[START OF MATERIAL FOR THIS TASK]
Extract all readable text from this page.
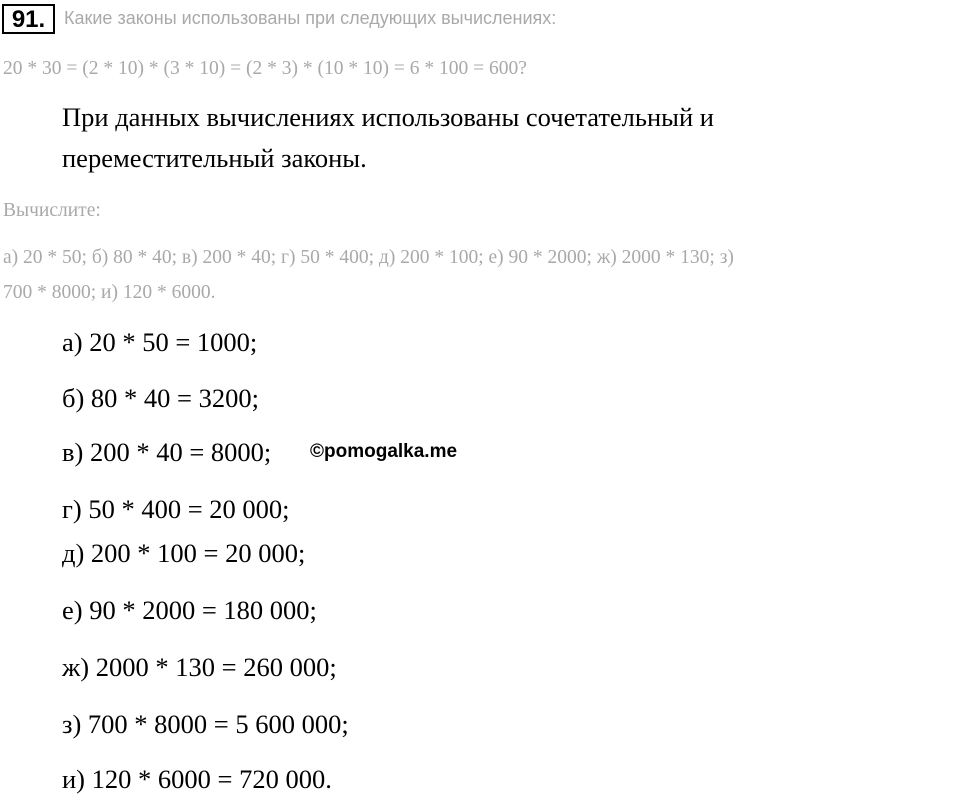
91.	Какие законы использованы при следующих вычислениях:
20 * 30 = (2 * 10) * (3 * 10) = (2 * 3) * (10 * 10) = 6 * 100 = 600?
При данных вычислениях использованы сочетательный и
переместительный законы.
Вычислите:
а) 20 * 50; б) 80 * 40; в) 200 * 40; г) 50 * 400; д) 200 * 100; е) 90 * 2000; ж) 2000 * 130; з)
700 * 8000; и) 120 * 6000.
а) 20 * 50 = 1000;
б) 80 * 40 = 3200;
в) 200 * 40 = 8000; ©pomogalka.me
г) 50 * 400 = 20 000;
д) 200 * 100 = 20 000;
е) 90 * 2000 = 180 000;
ж) 2000 * 130 = 260 000;
з) 700 * 8000 = 5 600 000;
и) 120 * 6000 = 720 000.
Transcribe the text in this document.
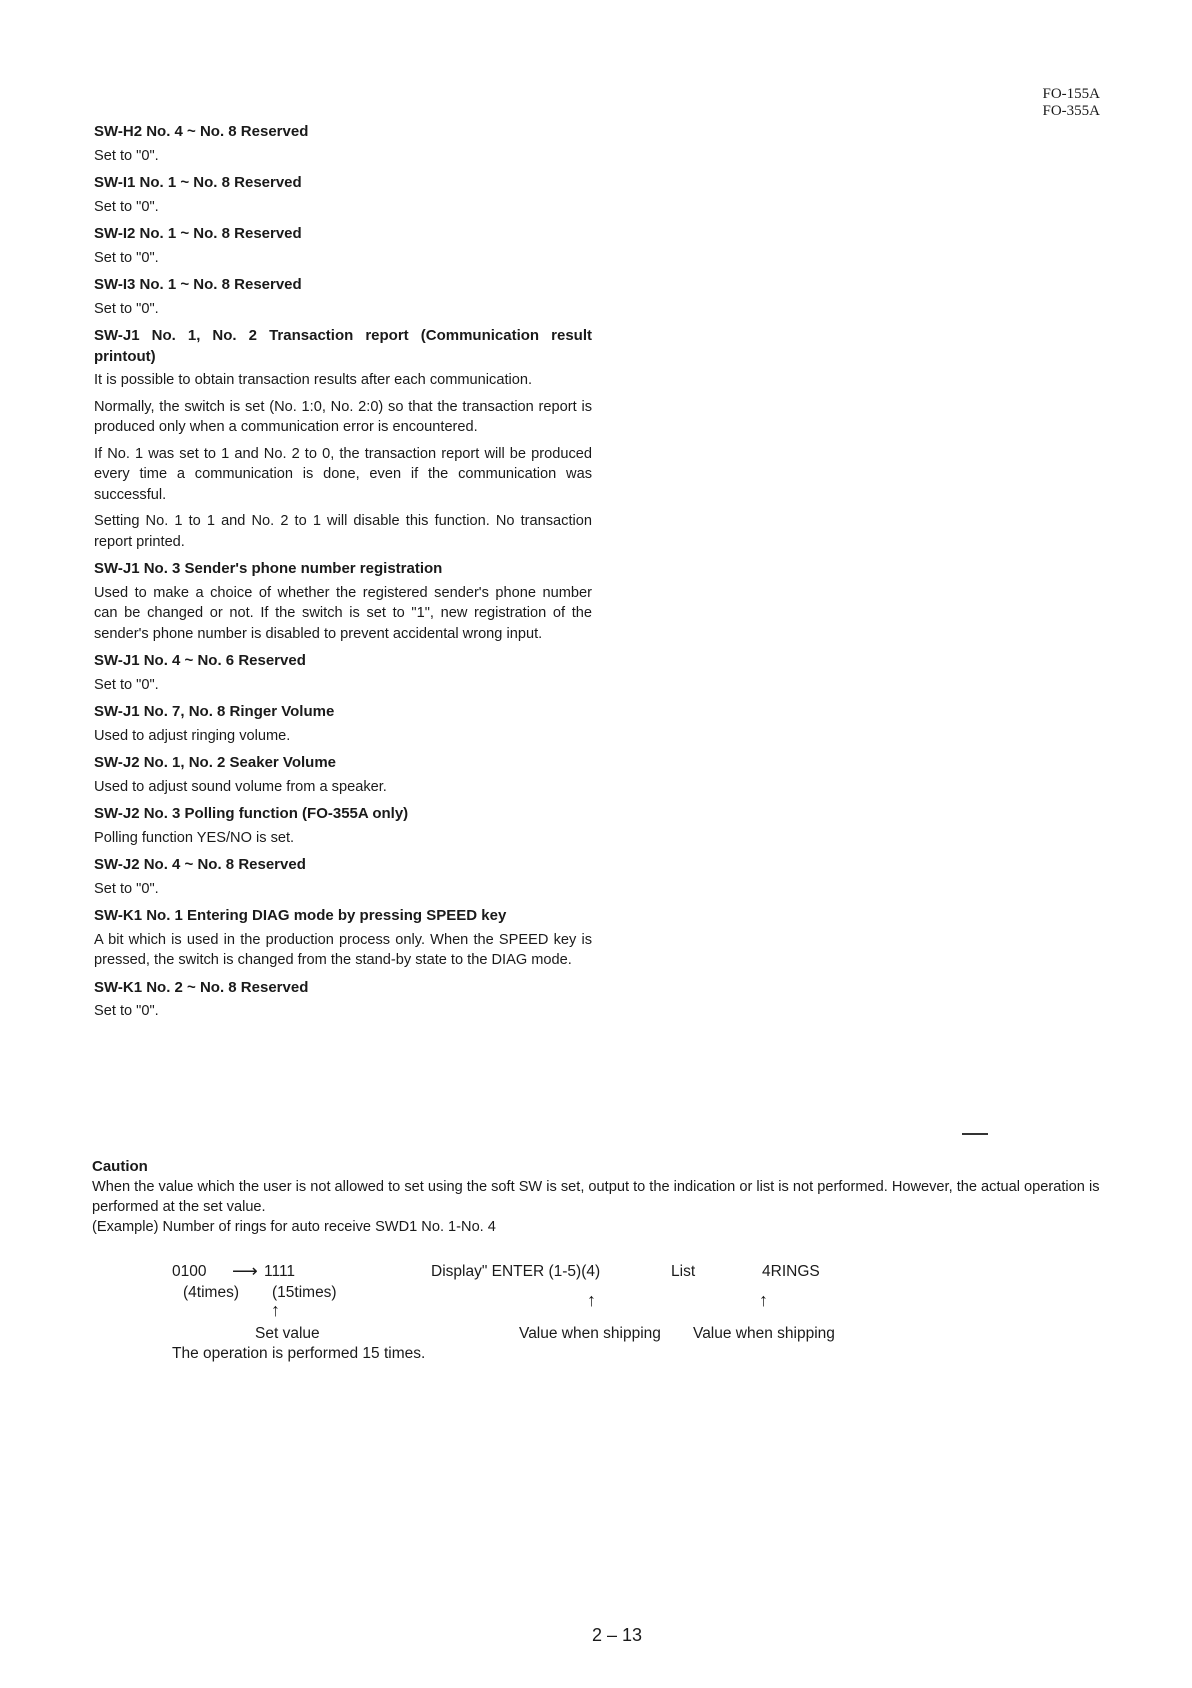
FO-155A
FO-355A
SW-H2 No. 4 ~ No. 8 Reserved

Set to "0".

SW-I1 No. 1 ~ No. 8 Reserved

Set to "0".

SW-I2 No. 1 ~ No. 8 Reserved

Set to "0".

SW-I3 No. 1 ~ No. 8 Reserved

Set to "0".

SW-J1 No. 1, No. 2 Transaction report (Communication result printout)

It is possible to obtain transaction results after each communication.

Normally, the switch is set (No. 1:0, No. 2:0) so that the transaction report is produced only when a communication error is encountered.

If No. 1 was set to 1 and No. 2 to 0, the transaction report will be produced every time a communication is done, even if the communication was successful.

Setting No. 1 to 1 and No. 2 to 1 will disable this function. No transaction report printed.

SW-J1 No. 3 Sender's phone number registration

Used to make a choice of whether the registered sender's phone number can be changed or not. If the switch is set to "1", new registration of the sender's phone number is disabled to prevent accidental wrong input.

SW-J1 No. 4 ~ No. 6 Reserved

Set to "0".

SW-J1 No. 7, No. 8 Ringer Volume

Used to adjust ringing volume.

SW-J2 No. 1, No. 2 Seaker Volume

Used to adjust sound volume from a speaker.

SW-J2 No. 3 Polling function (FO-355A only)

Polling function YES/NO is set.

SW-J2 No. 4 ~ No. 8 Reserved

Set to "0".

SW-K1 No. 1 Entering DIAG mode by pressing SPEED key

A bit which is used in the production process only. When the SPEED key is pressed, the switch is changed from the stand-by state to the DIAG mode.

SW-K1 No. 2 ~ No. 8 Reserved

Set to "0".

Caution

When the value which the user is not allowed to set using the soft SW is set, output to the indication or list is not performed. However, the actual operation is performed at the set value.

(Example) Number of rings for auto receive SWD1 No. 1-No. 4

0100 ⟶ 1111
(4times) (15times)
↑
Set value
The operation is performed 15 times.
Display" ENTER (1-5)(4)
↑
Value when shipping
List	4RINGS
↑
Value when shipping
2 – 13
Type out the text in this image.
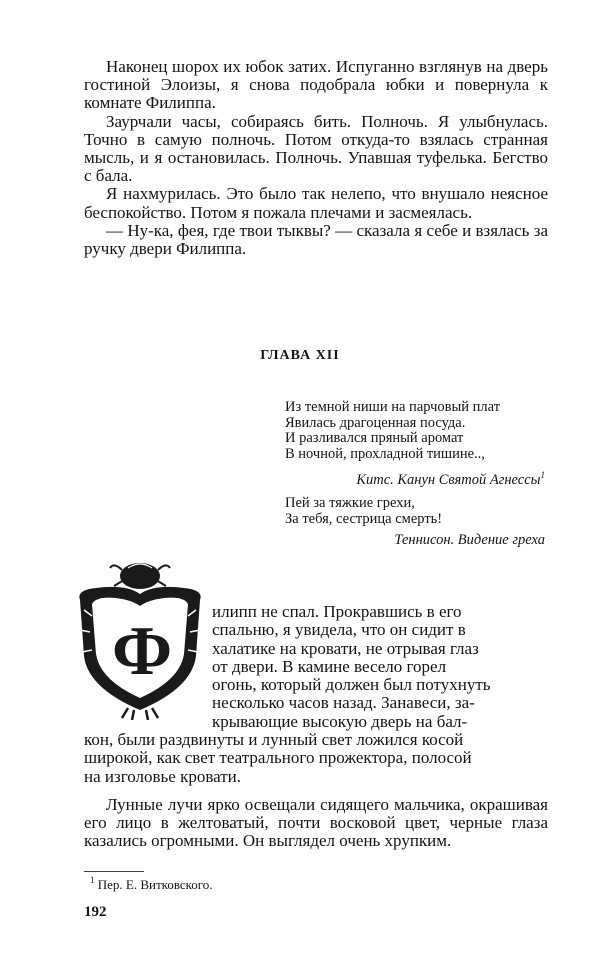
Наконец шорох их юбок затих. Испуганно взглянув на дверь гостиной Элоизы, я снова подобрала юбки и повернула к комнате Филиппа.

Заурчали часы, собираясь бить. Полночь. Я улыбнулась. Точно в самую полночь. Потом откуда-то взялась странная мысль, и я остановилась. Полночь. Упавшая туфелька. Бегство с бала.

Я нахмурилась. Это было так нелепо, что внушало неясное беспокойство. Потом я пожала плечами и засмеялась.

— Ну-ка, фея, где твои тыквы? — сказала я себе и взялась за ручку двери Филиппа.

ГЛАВА XII
Из темной ниши на парчовый плат
Явилась драгоценная посуда.
И разливался пряный аромат
В ночной, прохладной тишине..,
Китс. Канун Святой Агнессы$^1$
Пей за тяжкие грехи,
За тебя, сестрица смерть!
Теннисон. Видение греха
Ф
илипп не спал. Прокравшись в его
спальню, я увидела, что он сидит в
халатике на кровати, не отрывая глаз
от двери. В камине весело горел
огонь, который должен был потухнуть
несколько часов назад. Занавеси, за-
крывающие высокую дверь на бал-
кон, были раздвинуты и лунный свет ложился косой
широкой, как свет театрального прожектора, полосой
на изголовье кровати.

Лунные лучи ярко освещали сидящего мальчика, окрашивая его лицо в желтоватый, почти восковой цвет, черные глаза казались огромными. Он выглядел очень хрупким.

$^1$ Пер. Е. Витковского.
192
[END OF MATERIAL FOR THIS TASK]
DIRECTIONS - Set every line down exactly as written, leaving each picture out.

RESPONSE TO THE TASK -
Extract all readable text from this page.
91.	Какие законы использованы при следующих вычислениях:
20 * 30 = (2 * 10) * (3 * 10) = (2 * 3) * (10 * 10) = 6 * 100 = 600?
При данных вычислениях использованы сочетательный и
переместительный законы.
Вычислите:
а) 20 * 50; б) 80 * 40; в) 200 * 40; г) 50 * 400; д) 200 * 100; е) 90 * 2000; ж) 2000 * 130; з)
700 * 8000; и) 120 * 6000.
а) 20 * 50 = 1000;
б) 80 * 40 = 3200;
в) 200 * 40 = 8000; ©pomogalka.me
г) 50 * 400 = 20 000;
д) 200 * 100 = 20 000;
е) 90 * 2000 = 180 000;
ж) 2000 * 130 = 260 000;
з) 700 * 8000 = 5 600 000;
и) 120 * 6000 = 720 000.
Transcribe the text in this document.
FO-155A
FO-355A
SW-H2 No. 4 ~ No. 8 Reserved

Set to "0".

SW-I1 No. 1 ~ No. 8 Reserved

Set to "0".

SW-I2 No. 1 ~ No. 8 Reserved

Set to "0".

SW-I3 No. 1 ~ No. 8 Reserved

Set to "0".

SW-J1 No. 1, No. 2 Transaction report (Communication result printout)

It is possible to obtain transaction results after each communication.

Normally, the switch is set (No. 1:0, No. 2:0) so that the transaction report is produced only when a communication error is encountered.

If No. 1 was set to 1 and No. 2 to 0, the transaction report will be produced every time a communication is done, even if the communication was successful.

Setting No. 1 to 1 and No. 2 to 1 will disable this function. No transaction report printed.

SW-J1 No. 3 Sender's phone number registration

Used to make a choice of whether the registered sender's phone number can be changed or not. If the switch is set to "1", new registration of the sender's phone number is disabled to prevent accidental wrong input.

SW-J1 No. 4 ~ No. 6 Reserved

Set to "0".

SW-J1 No. 7, No. 8 Ringer Volume

Used to adjust ringing volume.

SW-J2 No. 1, No. 2 Seaker Volume

Used to adjust sound volume from a speaker.

SW-J2 No. 3 Polling function (FO-355A only)

Polling function YES/NO is set.

SW-J2 No. 4 ~ No. 8 Reserved

Set to "0".

SW-K1 No. 1 Entering DIAG mode by pressing SPEED key

A bit which is used in the production process only. When the SPEED key is pressed, the switch is changed from the stand-by state to the DIAG mode.

SW-K1 No. 2 ~ No. 8 Reserved

Set to "0".

Caution

When the value which the user is not allowed to set using the soft SW is set, output to the indication or list is not performed. However, the actual operation is performed at the set value.

(Example) Number of rings for auto receive SWD1 No. 1-No. 4

0100 ⟶ 1111
(4times) (15times)
↑
Set value
The operation is performed 15 times.
Display" ENTER (1-5)(4)
↑
Value when shipping
List	4RINGS
↑
Value when shipping
2 – 13
Type out the text in this image.
Наконец шорох их юбок затих. Испуганно взглянув на дверь гостиной Элоизы, я снова подобрала юбки и повернула к комнате Филиппа.

Заурчали часы, собираясь бить. Полночь. Я улыбнулась. Точно в самую полночь. Потом откуда-то взялась странная мысль, и я остановилась. Полночь. Упавшая туфелька. Бегство с бала.

Я нахмурилась. Это было так нелепо, что внушало неясное беспокойство. Потом я пожала плечами и засмеялась.

— Ну-ка, фея, где твои тыквы? — сказала я себе и взялась за ручку двери Филиппа.

ГЛАВА XII
Из темной ниши на парчовый плат
Явилась драгоценная посуда.
И разливался пряный аромат
В ночной, прохладной тишине..,
Китс. Канун Святой Агнессы$^1$
Пей за тяжкие грехи,
За тебя, сестрица смерть!
Теннисон. Видение греха
Ф
илипп не спал. Прокравшись в его
спальню, я увидела, что он сидит в
халатике на кровати, не отрывая глаз
от двери. В камине весело горел
огонь, который должен был потухнуть
несколько часов назад. Занавеси, за-
крывающие высокую дверь на бал-
кон, были раздвинуты и лунный свет ложился косой
широкой, как свет театрального прожектора, полосой
на изголовье кровати.

Лунные лучи ярко освещали сидящего мальчика, окрашивая его лицо в желтоватый, почти восковой цвет, черные глаза казались огромными. Он выглядел очень хрупким.

$^1$ Пер. Е. Витковского.
192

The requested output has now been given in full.